* **COMPITO DA SVOLGERE**
Trascrivi parola per parola tutto ciò che va dalla riga che contiene "y-tick-label: 0% <box>190 1110 262 1166</box>" giù fino alla riga che contiene "error-bars <box>489 95 1972 987</box>", incluse entrambe.

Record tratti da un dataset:
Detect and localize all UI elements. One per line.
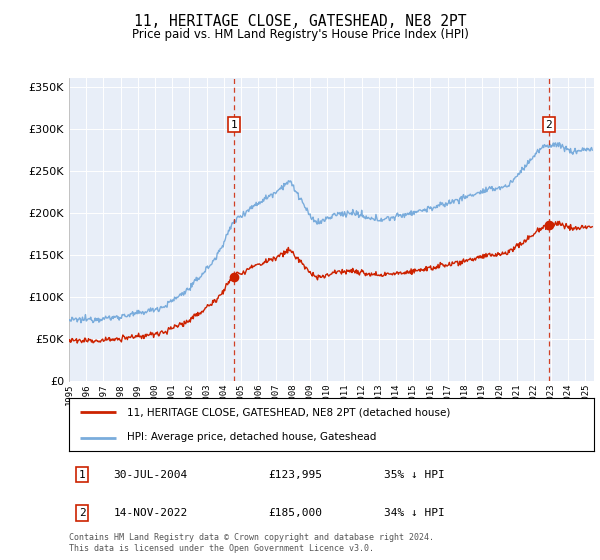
Text: 2: 2 xyxy=(545,120,552,129)
Text: Price paid vs. HM Land Registry's House Price Index (HPI): Price paid vs. HM Land Registry's House … xyxy=(131,28,469,41)
Text: 14-NOV-2022: 14-NOV-2022 xyxy=(113,508,188,518)
Text: HPI: Average price, detached house, Gateshead: HPI: Average price, detached house, Gate… xyxy=(127,432,376,442)
Text: £123,995: £123,995 xyxy=(269,470,323,479)
Text: 11, HERITAGE CLOSE, GATESHEAD, NE8 2PT (detached house): 11, HERITAGE CLOSE, GATESHEAD, NE8 2PT (… xyxy=(127,408,450,418)
Text: 2: 2 xyxy=(79,508,86,518)
Text: 11, HERITAGE CLOSE, GATESHEAD, NE8 2PT: 11, HERITAGE CLOSE, GATESHEAD, NE8 2PT xyxy=(134,14,466,29)
Text: £185,000: £185,000 xyxy=(269,508,323,518)
Text: 35% ↓ HPI: 35% ↓ HPI xyxy=(384,470,445,479)
Text: 30-JUL-2004: 30-JUL-2004 xyxy=(113,470,188,479)
Text: 1: 1 xyxy=(230,120,237,129)
Text: 34% ↓ HPI: 34% ↓ HPI xyxy=(384,508,445,518)
Text: Contains HM Land Registry data © Crown copyright and database right 2024.
This d: Contains HM Land Registry data © Crown c… xyxy=(69,533,434,553)
Text: 1: 1 xyxy=(79,470,86,479)
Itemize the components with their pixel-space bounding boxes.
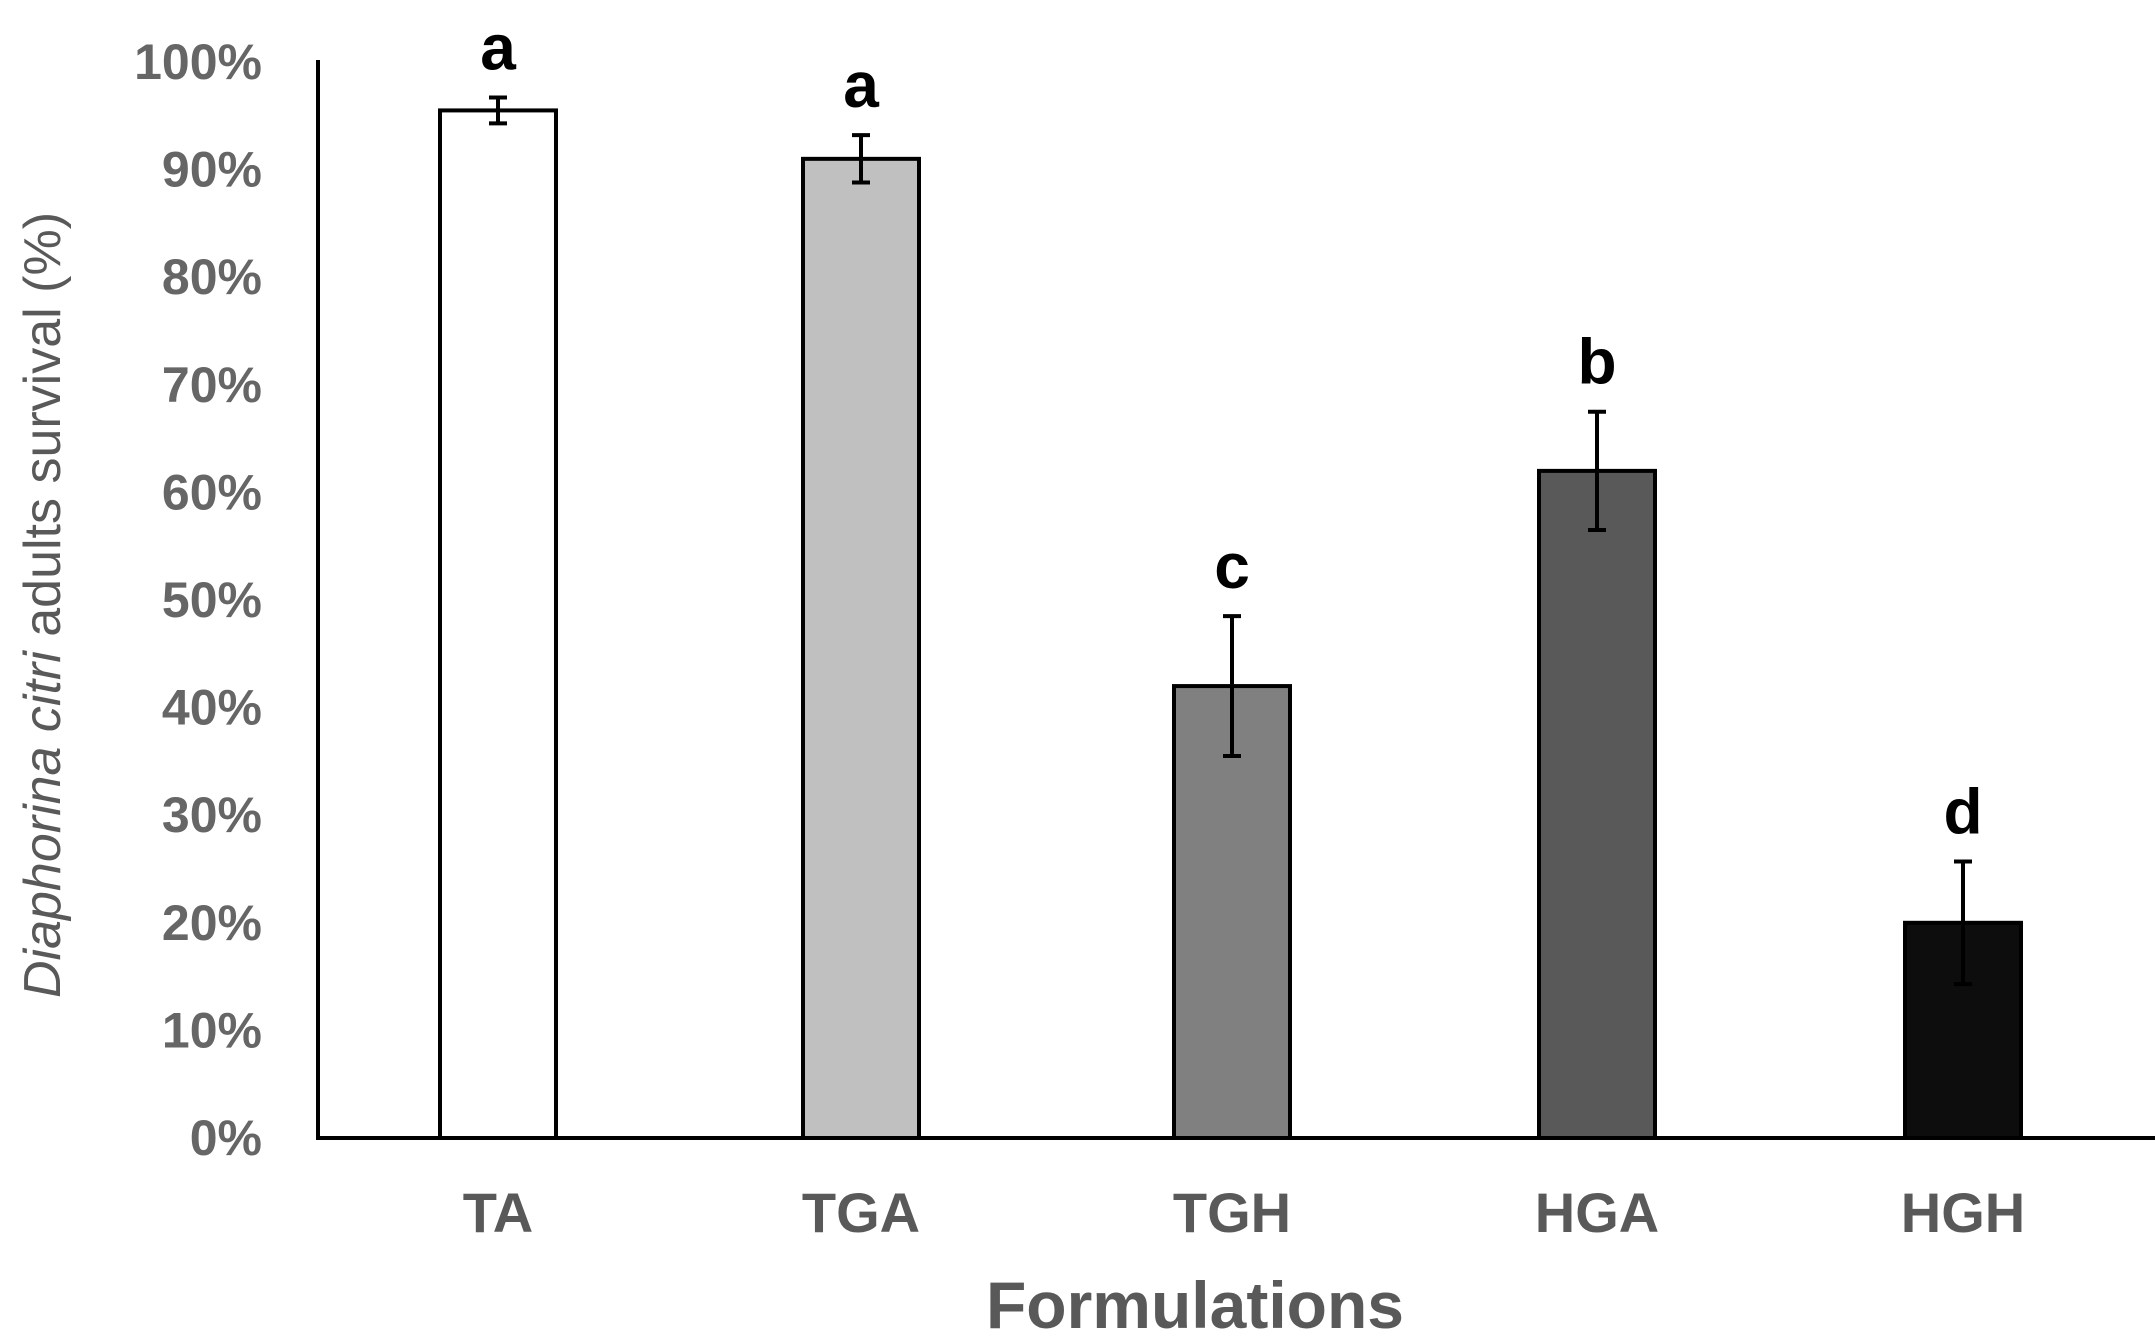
y-tick-label: 0% <box>190 1110 262 1166</box>
y-tick-label: 90% <box>162 142 262 198</box>
y-axis-ticks: 0% 10% 20% 30% 40% 50% 60% 70% 80% 90% 100% <box>134 34 262 1166</box>
y-axis-title-rest: adults survival (%) <box>14 212 72 651</box>
x-tick-label-hgh: HGH <box>1901 1181 2025 1244</box>
significance-letter-tgh: c <box>1214 530 1250 602</box>
error-bars <box>489 95 1972 987</box>
y-tick-label: 30% <box>162 787 262 843</box>
x-tick-label-tga: TGA <box>802 1181 920 1244</box>
significance-letter-hga: b <box>1577 326 1616 398</box>
bar-ta <box>438 108 558 1140</box>
y-tick-label: 100% <box>134 34 262 90</box>
bar-tga <box>801 156 921 1140</box>
y-tick-label: 20% <box>162 895 262 951</box>
y-tick-label: 80% <box>162 249 262 305</box>
y-tick-label: 70% <box>162 357 262 413</box>
x-tick-label-ta: TA <box>463 1181 534 1244</box>
x-axis-title: Formulations <box>986 1268 1404 1342</box>
significance-letters: a a c b d <box>480 12 1982 848</box>
significance-letter-tga: a <box>843 49 879 121</box>
x-tick-label-tgh: TGH <box>1173 1181 1291 1244</box>
significance-letter-ta: a <box>480 12 516 84</box>
y-tick-label: 40% <box>162 680 262 736</box>
y-axis-title-italic: Diaphorina citri <box>14 650 72 998</box>
bar-hga <box>1537 468 1657 1140</box>
x-tick-label-hga: HGA <box>1535 1181 1659 1244</box>
significance-letter-hgh: d <box>1943 775 1982 847</box>
y-axis-title: Diaphorina citri adults survival (%) <box>14 212 72 998</box>
x-axis-categories: TA TGA TGH HGA HGH <box>463 1181 2025 1244</box>
y-tick-label: 10% <box>162 1002 262 1058</box>
y-tick-label: 50% <box>162 572 262 628</box>
y-tick-label: 60% <box>162 464 262 520</box>
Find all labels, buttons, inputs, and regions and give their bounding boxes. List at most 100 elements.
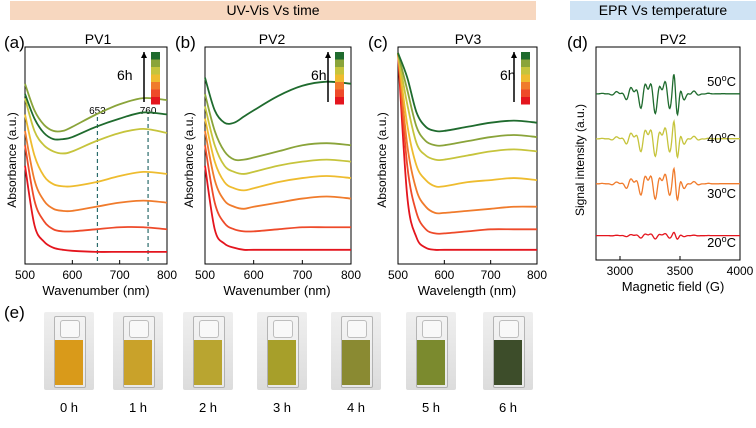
colorbar-swatch: [335, 59, 344, 67]
cuvette-cap: [199, 320, 219, 338]
epr-trace: [596, 74, 740, 117]
series-line: [24, 145, 168, 233]
x-tick-label: 500: [195, 268, 215, 282]
colorbar-swatch: [335, 97, 344, 105]
x-tick-label: 700: [292, 268, 312, 282]
x-tick-label: 600: [434, 268, 454, 282]
temperature-label: 40oC: [707, 130, 736, 146]
x-tick-label: 700: [110, 268, 130, 282]
x-tick-label: 800: [527, 268, 547, 282]
cuvette-photo: [331, 312, 381, 390]
cuvette-cap: [129, 320, 149, 338]
series-line: [397, 52, 538, 188]
panel-a-colorbar-label: 6h: [117, 67, 133, 83]
panel-a-frame: [24, 46, 168, 265]
panel-c-colorbar-label: 6h: [500, 67, 516, 83]
colorbar-swatch: [521, 74, 530, 82]
cuvette-liquid: [494, 340, 522, 385]
x-tick-label: 3500: [667, 264, 694, 278]
panel-d-xlabel: Magnetic field (G): [622, 279, 725, 294]
colorbar-swatch: [521, 52, 530, 60]
colorbar-swatch: [335, 67, 344, 75]
reference-line-label: 653: [89, 106, 106, 117]
x-tick-label: 800: [157, 268, 177, 282]
epr-banner: [570, 1, 756, 20]
time-arrow-head: [511, 52, 517, 58]
series-line: [204, 118, 352, 192]
panel-b-ylabel: Absorbance (a.u.): [182, 112, 196, 207]
panel-c-frame: [397, 46, 538, 265]
epr-trace: [596, 231, 740, 240]
x-tick-label: 600: [62, 268, 82, 282]
cuvette-liquid: [268, 340, 296, 385]
panel-c-xlabel: Wavelength (nm): [418, 283, 517, 298]
colorbar-swatch: [521, 89, 530, 97]
series-line: [397, 52, 538, 133]
panel-b-xlabel: Wavenumber (nm): [223, 283, 330, 298]
colorbar-swatch: [151, 74, 160, 82]
cuvette-cap: [273, 320, 293, 338]
time-arrow-head: [325, 52, 331, 58]
series-line: [24, 130, 168, 213]
x-tick-label: 600: [244, 268, 264, 282]
panel-d-ylabel: Signal intensity (a.u.): [573, 104, 587, 216]
epr-trace: [595, 118, 740, 159]
panel-a-title: PV1: [85, 31, 112, 47]
cuvette-cap: [499, 320, 519, 338]
series-line: [204, 77, 352, 125]
series-line: [204, 106, 352, 175]
panel-c-title: PV3: [455, 31, 482, 47]
panel-letter-c: (c): [368, 33, 388, 52]
cuvette-photo: [406, 312, 456, 390]
cuvette-liquid: [194, 340, 222, 385]
colorbar-swatch: [521, 82, 530, 90]
x-tick-label: 500: [15, 268, 35, 282]
cuvette-photo: [113, 312, 163, 390]
series-line: [204, 165, 352, 251]
time-label: 5 h: [421, 400, 441, 415]
series-line: [204, 93, 352, 162]
colorbar-swatch: [151, 82, 160, 90]
time-arrow-head: [141, 52, 147, 58]
series-line: [397, 52, 537, 235]
series-line: [397, 52, 538, 147]
cuvette-photo: [183, 312, 233, 390]
series-line: [397, 52, 538, 162]
x-tick-label: 800: [341, 268, 361, 282]
colorbar-swatch: [521, 59, 530, 67]
cuvette-cap: [347, 320, 367, 338]
colorbar-swatch: [151, 52, 160, 60]
epr-trace: [596, 166, 740, 202]
panel-letter-d: (d): [567, 33, 588, 52]
panel-d-frame: [595, 46, 741, 261]
cuvette-cap: [60, 320, 80, 338]
panel-c-ylabel: Absorbance (a.u.): [375, 112, 389, 207]
temperature-label: 50oC: [707, 73, 736, 89]
temperature-label: 30oC: [707, 185, 736, 201]
series-line: [397, 52, 538, 215]
colorbar-swatch: [521, 67, 530, 75]
uvvis-banner: [10, 1, 536, 20]
series-line: [24, 93, 168, 141]
colorbar-swatch: [151, 89, 160, 97]
series-line: [24, 114, 168, 188]
colorbar-swatch: [335, 74, 344, 82]
series-line: [24, 165, 167, 253]
cuvette-photo: [44, 312, 94, 390]
panel-letter-a: (a): [4, 33, 25, 52]
x-tick-label: 3000: [607, 264, 634, 278]
series-line: [24, 83, 168, 133]
cuvette-photo: [483, 312, 533, 390]
colorbar-swatch: [335, 89, 344, 97]
x-tick-label: 500: [388, 268, 408, 282]
time-label: 1 h: [128, 400, 148, 415]
colorbar-swatch: [151, 59, 160, 67]
cuvette-liquid: [417, 340, 445, 385]
colorbar-swatch: [151, 97, 160, 105]
epr-banner-label: EPR Vs temperature: [599, 2, 728, 18]
x-tick-label: 700: [481, 268, 501, 282]
colorbar-swatch: [151, 67, 160, 75]
cuvette-liquid: [342, 340, 370, 385]
panel-b-colorbar-label: 6h: [311, 67, 327, 83]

* **SOLUZIONE**
y-tick-label: 0% <box>190 1110 262 1166</box>
y-tick-label: 90% <box>162 142 262 198</box>
y-axis-ticks: 0% 10% 20% 30% 40% 50% 60% 70% 80% 90% 100% <box>134 34 262 1166</box>
y-axis-title-rest: adults survival (%) <box>14 212 72 651</box>
x-tick-label-hgh: HGH <box>1901 1181 2025 1244</box>
significance-letter-tgh: c <box>1214 530 1250 602</box>
error-bars <box>489 95 1972 987</box>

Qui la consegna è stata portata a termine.